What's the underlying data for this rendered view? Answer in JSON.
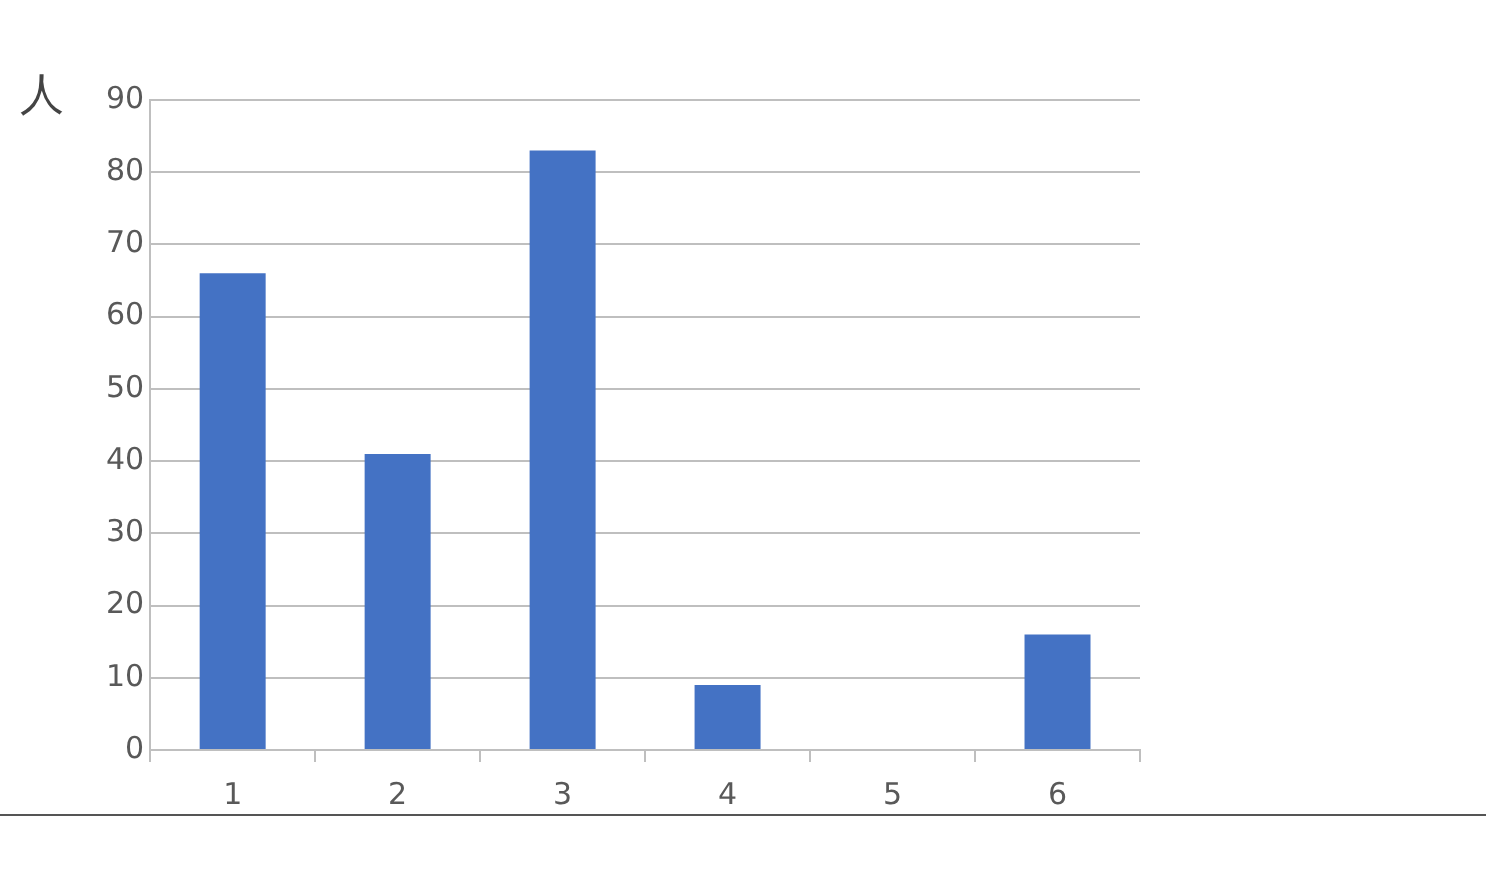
{
  "chart_data": {
    "type": "bar",
    "ylabel": "人",
    "categories": [
      "1",
      "2",
      "3",
      "4",
      "5",
      "6"
    ],
    "values": [
      66,
      41,
      83,
      9,
      0,
      16
    ],
    "color": "#4472c4",
    "ylim": [
      0,
      90
    ],
    "yticks": [
      0,
      10,
      20,
      30,
      40,
      50,
      60,
      70,
      80,
      90
    ],
    "grid": "y",
    "legend": false
  }
}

────

| WHAT NEEDS TO BE DONE |
Quote in full the listing given above; the images are to be left out.

| SOLUTION TO THIS PROBLEM |
What's the underlying data for this rendered view? Answer in JSON.
{
  "chart_data": {
    "type": "bar",
    "ylabel": "人",
    "categories": [
      "1",
      "2",
      "3",
      "4",
      "5",
      "6"
    ],
    "values": [
      66,
      41,
      83,
      9,
      0,
      16
    ],
    "color": "#4472c4",
    "ylim": [
      0,
      90
    ],
    "yticks": [
      0,
      10,
      20,
      30,
      40,
      50,
      60,
      70,
      80,
      90
    ],
    "grid": "y",
    "legend": false
  }
}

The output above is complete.